* _Do this_
Return the lines below that carry the word "What".

(Extracted data entries)
════

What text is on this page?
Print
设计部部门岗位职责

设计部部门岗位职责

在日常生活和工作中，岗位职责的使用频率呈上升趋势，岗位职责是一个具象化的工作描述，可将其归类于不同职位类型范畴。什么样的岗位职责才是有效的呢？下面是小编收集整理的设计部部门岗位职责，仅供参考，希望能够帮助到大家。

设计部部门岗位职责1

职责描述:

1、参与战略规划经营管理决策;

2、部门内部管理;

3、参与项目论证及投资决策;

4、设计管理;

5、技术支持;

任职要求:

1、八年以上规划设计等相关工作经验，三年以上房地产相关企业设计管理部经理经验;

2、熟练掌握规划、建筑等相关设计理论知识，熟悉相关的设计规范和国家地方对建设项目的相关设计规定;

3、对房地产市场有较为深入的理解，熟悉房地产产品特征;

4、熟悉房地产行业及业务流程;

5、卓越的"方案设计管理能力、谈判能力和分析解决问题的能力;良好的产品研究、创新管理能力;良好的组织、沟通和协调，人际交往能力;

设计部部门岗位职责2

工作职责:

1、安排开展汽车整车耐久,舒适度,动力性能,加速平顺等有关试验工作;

════

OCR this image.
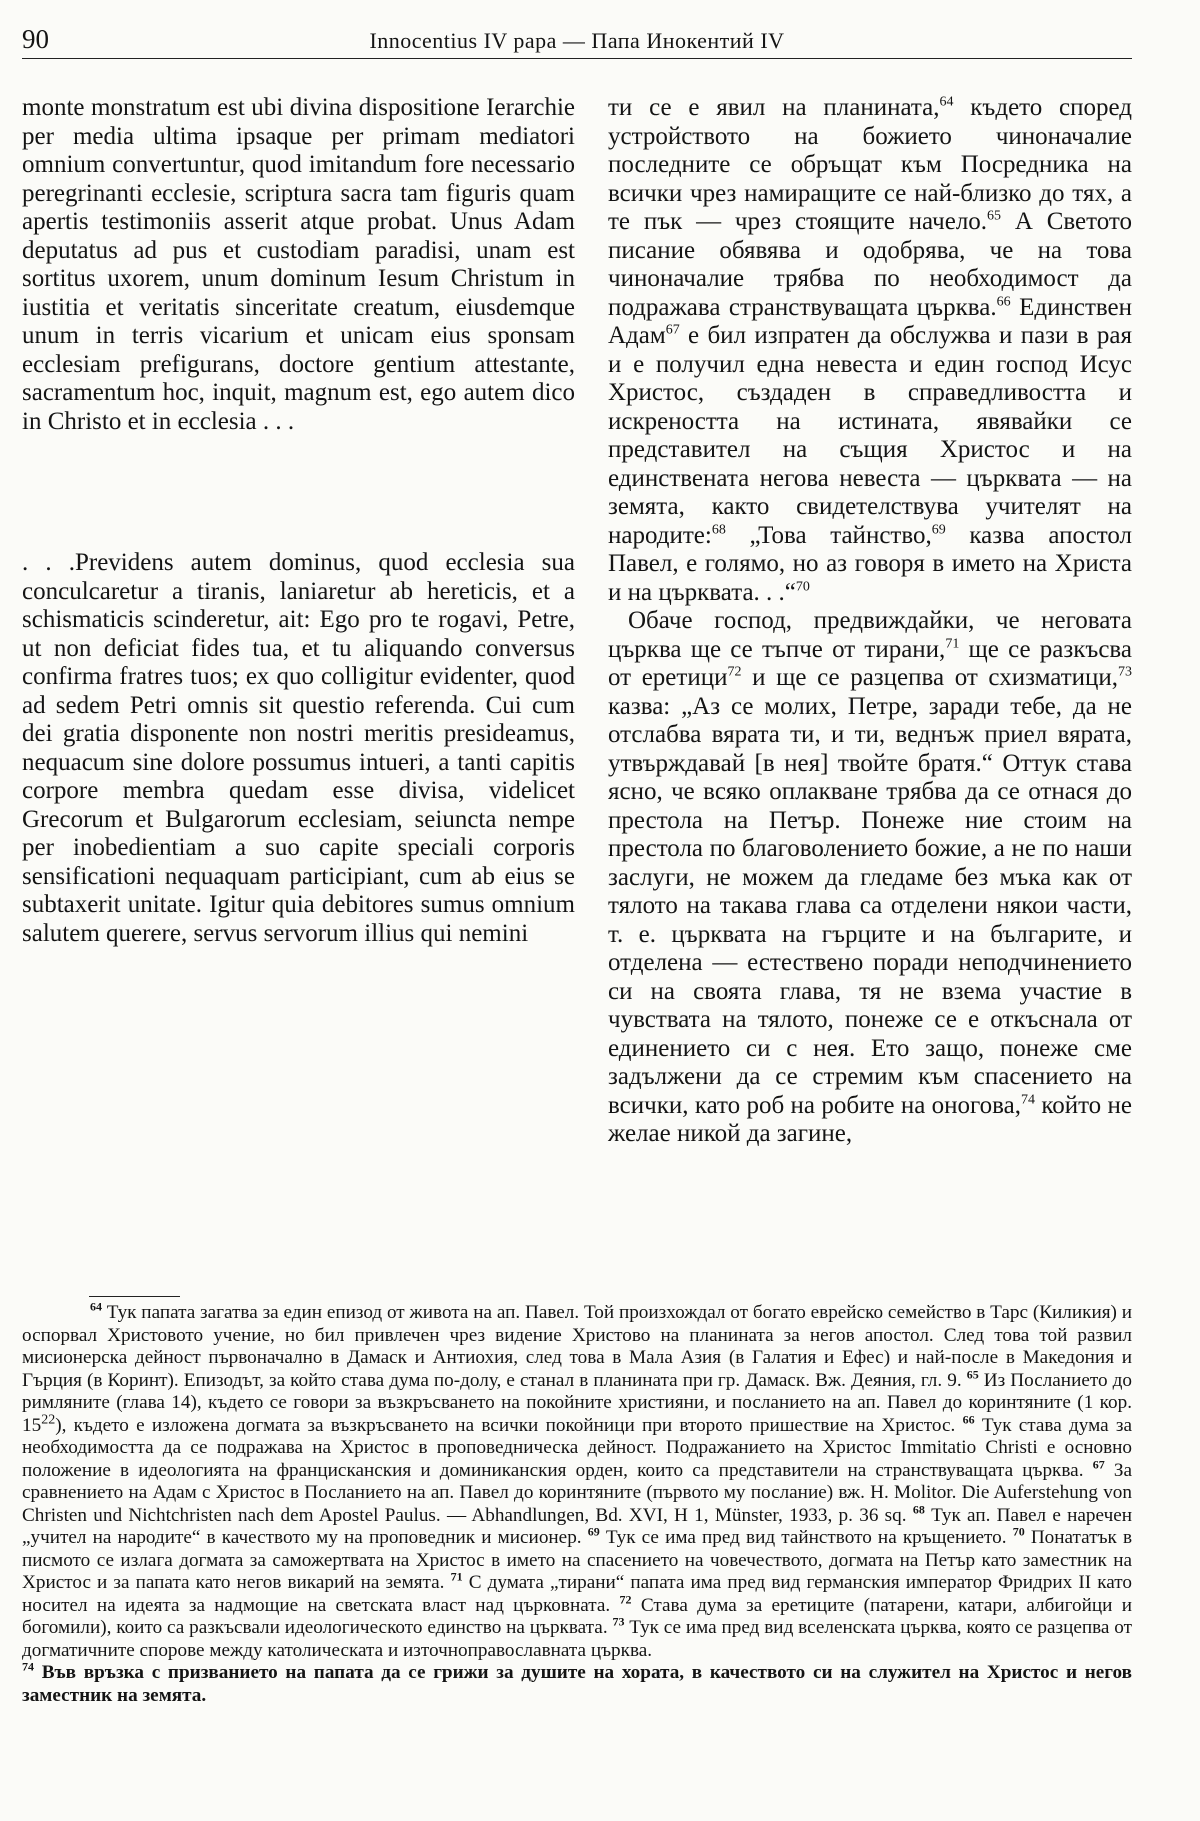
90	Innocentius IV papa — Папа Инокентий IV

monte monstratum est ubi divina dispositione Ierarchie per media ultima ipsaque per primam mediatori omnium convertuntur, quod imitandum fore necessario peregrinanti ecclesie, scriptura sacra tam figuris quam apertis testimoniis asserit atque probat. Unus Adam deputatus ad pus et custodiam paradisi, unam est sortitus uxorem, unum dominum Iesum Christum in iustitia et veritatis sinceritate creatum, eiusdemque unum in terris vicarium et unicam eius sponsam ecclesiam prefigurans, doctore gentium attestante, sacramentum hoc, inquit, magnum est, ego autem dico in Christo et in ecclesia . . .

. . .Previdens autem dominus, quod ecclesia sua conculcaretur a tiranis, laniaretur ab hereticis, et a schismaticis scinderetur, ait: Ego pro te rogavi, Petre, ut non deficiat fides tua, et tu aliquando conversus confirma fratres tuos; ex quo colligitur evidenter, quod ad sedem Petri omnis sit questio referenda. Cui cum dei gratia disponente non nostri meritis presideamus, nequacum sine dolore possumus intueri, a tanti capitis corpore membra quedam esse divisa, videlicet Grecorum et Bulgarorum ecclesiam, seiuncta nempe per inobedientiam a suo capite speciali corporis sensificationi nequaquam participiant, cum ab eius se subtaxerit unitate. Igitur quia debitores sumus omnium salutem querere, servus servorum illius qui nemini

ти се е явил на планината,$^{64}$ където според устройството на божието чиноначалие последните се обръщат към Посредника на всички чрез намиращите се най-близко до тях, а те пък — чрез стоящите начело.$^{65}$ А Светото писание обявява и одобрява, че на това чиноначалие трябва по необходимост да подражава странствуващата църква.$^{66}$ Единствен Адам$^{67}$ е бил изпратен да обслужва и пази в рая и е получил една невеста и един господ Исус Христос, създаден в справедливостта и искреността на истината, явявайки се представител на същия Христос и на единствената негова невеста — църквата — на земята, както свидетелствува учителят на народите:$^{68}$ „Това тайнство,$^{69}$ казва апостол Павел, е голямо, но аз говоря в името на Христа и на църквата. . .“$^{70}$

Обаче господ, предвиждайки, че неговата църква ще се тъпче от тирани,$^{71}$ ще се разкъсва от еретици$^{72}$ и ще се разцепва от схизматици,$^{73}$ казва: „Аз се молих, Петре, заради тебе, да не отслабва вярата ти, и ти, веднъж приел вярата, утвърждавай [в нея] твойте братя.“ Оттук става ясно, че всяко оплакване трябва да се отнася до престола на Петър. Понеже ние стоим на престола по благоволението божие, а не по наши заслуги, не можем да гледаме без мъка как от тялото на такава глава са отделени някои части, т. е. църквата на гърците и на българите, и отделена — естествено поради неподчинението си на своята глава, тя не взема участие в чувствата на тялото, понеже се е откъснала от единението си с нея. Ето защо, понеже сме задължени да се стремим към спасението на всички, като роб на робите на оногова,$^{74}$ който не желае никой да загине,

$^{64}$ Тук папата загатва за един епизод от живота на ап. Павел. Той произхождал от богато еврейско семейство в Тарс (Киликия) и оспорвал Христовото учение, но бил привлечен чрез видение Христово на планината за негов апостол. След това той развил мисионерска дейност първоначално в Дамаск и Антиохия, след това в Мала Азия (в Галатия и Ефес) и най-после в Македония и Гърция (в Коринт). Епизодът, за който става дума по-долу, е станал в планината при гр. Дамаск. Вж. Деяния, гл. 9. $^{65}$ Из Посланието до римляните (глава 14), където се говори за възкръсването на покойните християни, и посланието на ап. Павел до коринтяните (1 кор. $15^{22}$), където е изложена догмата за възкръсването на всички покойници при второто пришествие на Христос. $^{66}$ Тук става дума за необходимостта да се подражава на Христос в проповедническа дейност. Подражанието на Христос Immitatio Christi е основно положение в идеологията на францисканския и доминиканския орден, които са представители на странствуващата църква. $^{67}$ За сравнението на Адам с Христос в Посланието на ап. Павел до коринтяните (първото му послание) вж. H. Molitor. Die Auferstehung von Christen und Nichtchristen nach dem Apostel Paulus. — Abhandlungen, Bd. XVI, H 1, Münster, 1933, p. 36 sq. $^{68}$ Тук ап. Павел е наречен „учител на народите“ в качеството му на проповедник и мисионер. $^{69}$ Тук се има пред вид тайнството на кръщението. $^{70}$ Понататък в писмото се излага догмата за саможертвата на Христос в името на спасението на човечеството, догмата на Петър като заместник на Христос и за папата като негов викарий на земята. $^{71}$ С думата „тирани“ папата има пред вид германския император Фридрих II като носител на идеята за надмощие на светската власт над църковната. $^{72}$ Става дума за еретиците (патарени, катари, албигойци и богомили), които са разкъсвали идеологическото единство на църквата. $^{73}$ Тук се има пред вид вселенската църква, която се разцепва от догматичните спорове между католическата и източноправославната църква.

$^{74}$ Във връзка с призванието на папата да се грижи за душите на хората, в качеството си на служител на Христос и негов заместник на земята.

════

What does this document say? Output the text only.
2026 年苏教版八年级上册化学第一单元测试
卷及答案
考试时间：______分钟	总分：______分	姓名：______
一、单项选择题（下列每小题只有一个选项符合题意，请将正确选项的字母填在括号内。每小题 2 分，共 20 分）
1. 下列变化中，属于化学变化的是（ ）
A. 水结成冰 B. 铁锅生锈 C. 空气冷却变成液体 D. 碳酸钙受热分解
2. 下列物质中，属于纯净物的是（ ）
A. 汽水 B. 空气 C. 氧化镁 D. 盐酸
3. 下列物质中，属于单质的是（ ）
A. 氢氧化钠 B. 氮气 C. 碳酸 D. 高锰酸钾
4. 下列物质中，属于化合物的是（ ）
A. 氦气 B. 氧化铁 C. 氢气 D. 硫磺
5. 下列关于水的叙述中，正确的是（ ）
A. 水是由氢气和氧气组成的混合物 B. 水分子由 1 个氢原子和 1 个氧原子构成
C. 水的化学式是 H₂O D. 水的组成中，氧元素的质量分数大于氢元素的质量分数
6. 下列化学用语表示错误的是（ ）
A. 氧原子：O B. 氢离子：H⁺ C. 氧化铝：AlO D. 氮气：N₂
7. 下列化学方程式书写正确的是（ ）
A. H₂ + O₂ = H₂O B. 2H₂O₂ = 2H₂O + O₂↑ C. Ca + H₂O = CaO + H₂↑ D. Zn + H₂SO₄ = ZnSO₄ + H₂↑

════

* _Correct answer_
What text is on this page?
What does this document say? Output the text only.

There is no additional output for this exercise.